# Records supplied start

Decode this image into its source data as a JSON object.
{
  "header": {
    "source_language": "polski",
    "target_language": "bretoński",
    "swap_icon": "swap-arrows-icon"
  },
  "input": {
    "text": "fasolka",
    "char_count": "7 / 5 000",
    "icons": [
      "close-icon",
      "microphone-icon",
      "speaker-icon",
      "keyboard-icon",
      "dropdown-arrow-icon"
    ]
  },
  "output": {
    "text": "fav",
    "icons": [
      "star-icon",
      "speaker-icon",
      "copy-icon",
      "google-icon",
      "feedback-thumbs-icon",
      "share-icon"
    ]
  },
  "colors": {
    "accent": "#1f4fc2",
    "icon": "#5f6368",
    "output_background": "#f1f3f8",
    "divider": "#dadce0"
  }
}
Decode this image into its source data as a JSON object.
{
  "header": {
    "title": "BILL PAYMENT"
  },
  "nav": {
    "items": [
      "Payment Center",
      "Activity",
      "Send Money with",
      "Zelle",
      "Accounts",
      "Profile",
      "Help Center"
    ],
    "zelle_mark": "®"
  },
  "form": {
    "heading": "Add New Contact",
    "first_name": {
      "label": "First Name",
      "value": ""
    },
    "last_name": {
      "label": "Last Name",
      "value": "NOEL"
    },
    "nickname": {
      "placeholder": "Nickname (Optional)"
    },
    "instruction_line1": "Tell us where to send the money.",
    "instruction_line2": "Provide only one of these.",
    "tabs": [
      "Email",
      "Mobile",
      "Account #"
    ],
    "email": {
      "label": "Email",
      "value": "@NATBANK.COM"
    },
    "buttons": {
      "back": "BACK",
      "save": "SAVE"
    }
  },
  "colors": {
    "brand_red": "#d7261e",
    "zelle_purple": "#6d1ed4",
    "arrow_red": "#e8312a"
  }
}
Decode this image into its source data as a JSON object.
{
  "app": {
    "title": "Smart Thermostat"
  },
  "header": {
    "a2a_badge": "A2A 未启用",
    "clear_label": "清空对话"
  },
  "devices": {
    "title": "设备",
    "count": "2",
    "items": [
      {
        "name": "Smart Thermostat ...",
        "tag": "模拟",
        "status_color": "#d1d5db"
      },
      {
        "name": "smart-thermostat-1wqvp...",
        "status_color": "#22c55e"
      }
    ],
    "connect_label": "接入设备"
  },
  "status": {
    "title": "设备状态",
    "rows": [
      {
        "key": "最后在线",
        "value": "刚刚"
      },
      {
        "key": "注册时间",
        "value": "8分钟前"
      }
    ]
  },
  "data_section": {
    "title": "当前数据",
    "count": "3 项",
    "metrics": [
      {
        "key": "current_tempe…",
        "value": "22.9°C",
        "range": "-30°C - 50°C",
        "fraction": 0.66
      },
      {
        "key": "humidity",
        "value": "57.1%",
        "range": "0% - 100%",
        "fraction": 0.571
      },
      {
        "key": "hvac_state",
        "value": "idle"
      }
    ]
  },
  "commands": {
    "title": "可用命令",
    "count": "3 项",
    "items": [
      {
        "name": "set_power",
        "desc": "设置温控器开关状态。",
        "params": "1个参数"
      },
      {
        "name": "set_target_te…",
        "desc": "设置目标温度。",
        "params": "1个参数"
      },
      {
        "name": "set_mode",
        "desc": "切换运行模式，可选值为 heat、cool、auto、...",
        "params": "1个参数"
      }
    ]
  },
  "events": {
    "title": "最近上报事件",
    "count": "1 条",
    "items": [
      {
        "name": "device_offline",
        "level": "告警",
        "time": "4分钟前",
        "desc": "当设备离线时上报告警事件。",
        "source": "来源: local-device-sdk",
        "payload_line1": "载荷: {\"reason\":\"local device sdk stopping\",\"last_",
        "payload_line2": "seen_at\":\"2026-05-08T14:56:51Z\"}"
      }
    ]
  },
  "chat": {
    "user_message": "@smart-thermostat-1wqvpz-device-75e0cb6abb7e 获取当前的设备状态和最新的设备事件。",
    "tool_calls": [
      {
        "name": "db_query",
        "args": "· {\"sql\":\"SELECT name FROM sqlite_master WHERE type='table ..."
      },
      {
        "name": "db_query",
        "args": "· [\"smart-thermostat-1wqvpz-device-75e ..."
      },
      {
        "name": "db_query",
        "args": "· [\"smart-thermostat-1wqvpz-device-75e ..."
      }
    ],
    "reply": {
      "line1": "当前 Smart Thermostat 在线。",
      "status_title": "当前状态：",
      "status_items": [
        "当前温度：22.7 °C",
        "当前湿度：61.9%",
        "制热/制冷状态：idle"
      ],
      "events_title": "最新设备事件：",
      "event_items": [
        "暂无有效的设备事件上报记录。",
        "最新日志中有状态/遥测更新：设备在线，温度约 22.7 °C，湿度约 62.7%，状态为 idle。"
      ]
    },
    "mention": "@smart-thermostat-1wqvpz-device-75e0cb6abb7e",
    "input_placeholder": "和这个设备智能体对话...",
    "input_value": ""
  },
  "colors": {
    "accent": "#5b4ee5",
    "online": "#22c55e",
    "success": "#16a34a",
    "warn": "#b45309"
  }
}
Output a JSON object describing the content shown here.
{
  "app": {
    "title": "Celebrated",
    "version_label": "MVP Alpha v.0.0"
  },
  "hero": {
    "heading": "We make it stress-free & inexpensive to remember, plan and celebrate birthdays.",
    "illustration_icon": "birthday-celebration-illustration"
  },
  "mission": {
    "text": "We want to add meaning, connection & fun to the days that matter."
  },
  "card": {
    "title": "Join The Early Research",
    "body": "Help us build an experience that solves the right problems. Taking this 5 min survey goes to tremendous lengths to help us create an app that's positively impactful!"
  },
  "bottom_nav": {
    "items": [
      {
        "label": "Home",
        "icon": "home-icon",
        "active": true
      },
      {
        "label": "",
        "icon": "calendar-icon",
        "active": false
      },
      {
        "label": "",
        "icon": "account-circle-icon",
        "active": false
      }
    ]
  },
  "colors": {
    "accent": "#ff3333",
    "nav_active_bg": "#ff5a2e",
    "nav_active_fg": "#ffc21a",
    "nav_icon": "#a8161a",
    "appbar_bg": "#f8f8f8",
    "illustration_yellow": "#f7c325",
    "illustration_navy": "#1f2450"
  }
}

# Records supplied end

Set problem: Above are some records. Print them all exactly.

Exercise result:
Decode this image into its source data as a JSON object.
{
  "header": {
    "source_language": "polski",
    "target_language": "bretoński",
    "swap_icon": "swap-arrows-icon"
  },
  "input": {
    "text": "fasolka",
    "char_count": "7 / 5 000",
    "icons": [
      "close-icon",
      "microphone-icon",
      "speaker-icon",
      "keyboard-icon",
      "dropdown-arrow-icon"
    ]
  },
  "output": {
    "text": "fav",
    "icons": [
      "star-icon",
      "speaker-icon",
      "copy-icon",
      "google-icon",
      "feedback-thumbs-icon",
      "share-icon"
    ]
  },
  "colors": {
    "accent": "#1f4fc2",
    "icon": "#5f6368",
    "output_background": "#f1f3f8",
    "divider": "#dadce0"
  }
}
Decode this image into its source data as a JSON object.
{
  "header": {
    "title": "BILL PAYMENT"
  },
  "nav": {
    "items": [
      "Payment Center",
      "Activity",
      "Send Money with",
      "Zelle",
      "Accounts",
      "Profile",
      "Help Center"
    ],
    "zelle_mark": "®"
  },
  "form": {
    "heading": "Add New Contact",
    "first_name": {
      "label": "First Name",
      "value": ""
    },
    "last_name": {
      "label": "Last Name",
      "value": "NOEL"
    },
    "nickname": {
      "placeholder": "Nickname (Optional)"
    },
    "instruction_line1": "Tell us where to send the money.",
    "instruction_line2": "Provide only one of these.",
    "tabs": [
      "Email",
      "Mobile",
      "Account #"
    ],
    "email": {
      "label": "Email",
      "value": "@NATBANK.COM"
    },
    "buttons": {
      "back": "BACK",
      "save": "SAVE"
    }
  },
  "colors": {
    "brand_red": "#d7261e",
    "zelle_purple": "#6d1ed4",
    "arrow_red": "#e8312a"
  }
}
Decode this image into its source data as a JSON object.
{
  "app": {
    "title": "Smart Thermostat"
  },
  "header": {
    "a2a_badge": "A2A 未启用",
    "clear_label": "清空对话"
  },
  "devices": {
    "title": "设备",
    "count": "2",
    "items": [
      {
        "name": "Smart Thermostat ...",
        "tag": "模拟",
        "status_color": "#d1d5db"
      },
      {
        "name": "smart-thermostat-1wqvp...",
        "status_color": "#22c55e"
      }
    ],
    "connect_label": "接入设备"
  },
  "status": {
    "title": "设备状态",
    "rows": [
      {
        "key": "最后在线",
        "value": "刚刚"
      },
      {
        "key": "注册时间",
        "value": "8分钟前"
      }
    ]
  },
  "data_section": {
    "title": "当前数据",
    "count": "3 项",
    "metrics": [
      {
        "key": "current_tempe…",
        "value": "22.9°C",
        "range": "-30°C - 50°C",
        "fraction": 0.66
      },
      {
        "key": "humidity",
        "value": "57.1%",
        "range": "0% - 100%",
        "fraction": 0.571
      },
      {
        "key": "hvac_state",
        "value": "idle"
      }
    ]
  },
  "commands": {
    "title": "可用命令",
    "count": "3 项",
    "items": [
      {
        "name": "set_power",
        "desc": "设置温控器开关状态。",
        "params": "1个参数"
      },
      {
        "name": "set_target_te…",
        "desc": "设置目标温度。",
        "params": "1个参数"
      },
      {
        "name": "set_mode",
        "desc": "切换运行模式，可选值为 heat、cool、auto、...",
        "params": "1个参数"
      }
    ]
  },
  "events": {
    "title": "最近上报事件",
    "count": "1 条",
    "items": [
      {
        "name": "device_offline",
        "level": "告警",
        "time": "4分钟前",
        "desc": "当设备离线时上报告警事件。",
        "source": "来源: local-device-sdk",
        "payload_line1": "载荷: {\"reason\":\"local device sdk stopping\",\"last_",
        "payload_line2": "seen_at\":\"2026-05-08T14:56:51Z\"}"
      }
    ]
  },
  "chat": {
    "user_message": "@smart-thermostat-1wqvpz-device-75e0cb6abb7e 获取当前的设备状态和最新的设备事件。",
    "tool_calls": [
      {
        "name": "db_query",
        "args": "· {\"sql\":\"SELECT name FROM sqlite_master WHERE type='table ..."
      },
      {
        "name": "db_query",
        "args": "· [\"smart-thermostat-1wqvpz-device-75e ..."
      },
      {
        "name": "db_query",
        "args": "· [\"smart-thermostat-1wqvpz-device-75e ..."
      }
    ],
    "reply": {
      "line1": "当前 Smart Thermostat 在线。",
      "status_title": "当前状态：",
      "status_items": [
        "当前温度：22.7 °C",
        "当前湿度：61.9%",
        "制热/制冷状态：idle"
      ],
      "events_title": "最新设备事件：",
      "event_items": [
        "暂无有效的设备事件上报记录。",
        "最新日志中有状态/遥测更新：设备在线，温度约 22.7 °C，湿度约 62.7%，状态为 idle。"
      ]
    },
    "mention": "@smart-thermostat-1wqvpz-device-75e0cb6abb7e",
    "input_placeholder": "和这个设备智能体对话...",
    "input_value": ""
  },
  "colors": {
    "accent": "#5b4ee5",
    "online": "#22c55e",
    "success": "#16a34a",
    "warn": "#b45309"
  }
}
Output a JSON object describing the content shown here.
{
  "app": {
    "title": "Celebrated",
    "version_label": "MVP Alpha v.0.0"
  },
  "hero": {
    "heading": "We make it stress-free & inexpensive to remember, plan and celebrate birthdays.",
    "illustration_icon": "birthday-celebration-illustration"
  },
  "mission": {
    "text": "We want to add meaning, connection & fun to the days that matter."
  },
  "card": {
    "title": "Join The Early Research",
    "body": "Help us build an experience that solves the right problems. Taking this 5 min survey goes to tremendous lengths to help us create an app that's positively impactful!"
  },
  "bottom_nav": {
    "items": [
      {
        "label": "Home",
        "icon": "home-icon",
        "active": true
      },
      {
        "label": "",
        "icon": "calendar-icon",
        "active": false
      },
      {
        "label": "",
        "icon": "account-circle-icon",
        "active": false
      }
    ]
  },
  "colors": {
    "accent": "#ff3333",
    "nav_active_bg": "#ff5a2e",
    "nav_active_fg": "#ffc21a",
    "nav_icon": "#a8161a",
    "appbar_bg": "#f8f8f8",
    "illustration_yellow": "#f7c325",
    "illustration_navy": "#1f2450"
  }
}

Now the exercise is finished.